Requirement: Make an exact copy of the lines, leaving the pictures out.
[Begin]
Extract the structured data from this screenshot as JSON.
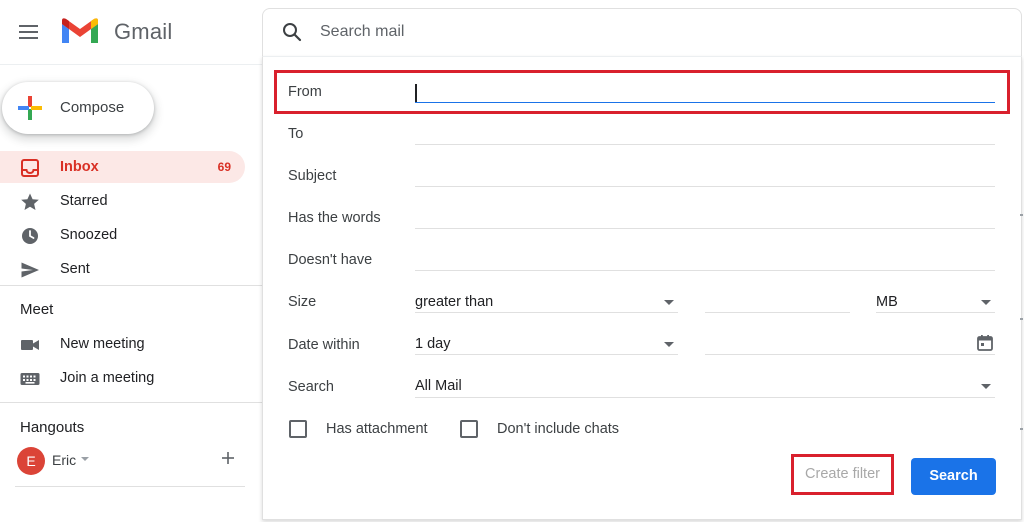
{
  "header": {
    "app_name": "Gmail",
    "search_placeholder": "Search mail"
  },
  "compose": {
    "label": "Compose"
  },
  "nav": [
    {
      "name": "inbox",
      "label": "Inbox",
      "count": "69",
      "active": true
    },
    {
      "name": "starred",
      "label": "Starred"
    },
    {
      "name": "snoozed",
      "label": "Snoozed"
    },
    {
      "name": "sent",
      "label": "Sent"
    }
  ],
  "meet": {
    "title": "Meet",
    "items": [
      {
        "label": "New meeting"
      },
      {
        "label": "Join a meeting"
      }
    ]
  },
  "hangouts": {
    "title": "Hangouts",
    "avatar_letter": "E",
    "user_name": "Eric"
  },
  "search_panel": {
    "fields": [
      {
        "label": "From",
        "value": ""
      },
      {
        "label": "To",
        "value": ""
      },
      {
        "label": "Subject",
        "value": ""
      },
      {
        "label": "Has the words",
        "value": ""
      },
      {
        "label": "Doesn't have",
        "value": ""
      }
    ],
    "size": {
      "label": "Size",
      "operator": "greater than",
      "value": "",
      "unit": "MB"
    },
    "date_within": {
      "label": "Date within",
      "value": "1 day"
    },
    "search_in": {
      "label": "Search",
      "value": "All Mail"
    },
    "checkboxes": [
      {
        "label": "Has attachment",
        "checked": false
      },
      {
        "label": "Don't include chats",
        "checked": false
      }
    ],
    "create_filter_label": "Create filter",
    "search_button_label": "Search"
  },
  "colors": {
    "accent": "#1a73e8",
    "inbox_active": "#d93025",
    "highlight": "#d9202d"
  }
}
[End]
Exercise response:
Extract the structured data from this screenshot as JSON.
{
  "header": {
    "app_name": "Gmail",
    "search_placeholder": "Search mail"
  },
  "compose": {
    "label": "Compose"
  },
  "nav": [
    {
      "name": "inbox",
      "label": "Inbox",
      "count": "69",
      "active": true
    },
    {
      "name": "starred",
      "label": "Starred"
    },
    {
      "name": "snoozed",
      "label": "Snoozed"
    },
    {
      "name": "sent",
      "label": "Sent"
    }
  ],
  "meet": {
    "title": "Meet",
    "items": [
      {
        "label": "New meeting"
      },
      {
        "label": "Join a meeting"
      }
    ]
  },
  "hangouts": {
    "title": "Hangouts",
    "avatar_letter": "E",
    "user_name": "Eric"
  },
  "search_panel": {
    "fields": [
      {
        "label": "From",
        "value": ""
      },
      {
        "label": "To",
        "value": ""
      },
      {
        "label": "Subject",
        "value": ""
      },
      {
        "label": "Has the words",
        "value": ""
      },
      {
        "label": "Doesn't have",
        "value": ""
      }
    ],
    "size": {
      "label": "Size",
      "operator": "greater than",
      "value": "",
      "unit": "MB"
    },
    "date_within": {
      "label": "Date within",
      "value": "1 day"
    },
    "search_in": {
      "label": "Search",
      "value": "All Mail"
    },
    "checkboxes": [
      {
        "label": "Has attachment",
        "checked": false
      },
      {
        "label": "Don't include chats",
        "checked": false
      }
    ],
    "create_filter_label": "Create filter",
    "search_button_label": "Search"
  },
  "colors": {
    "accent": "#1a73e8",
    "inbox_active": "#d93025",
    "highlight": "#d9202d"
  }
}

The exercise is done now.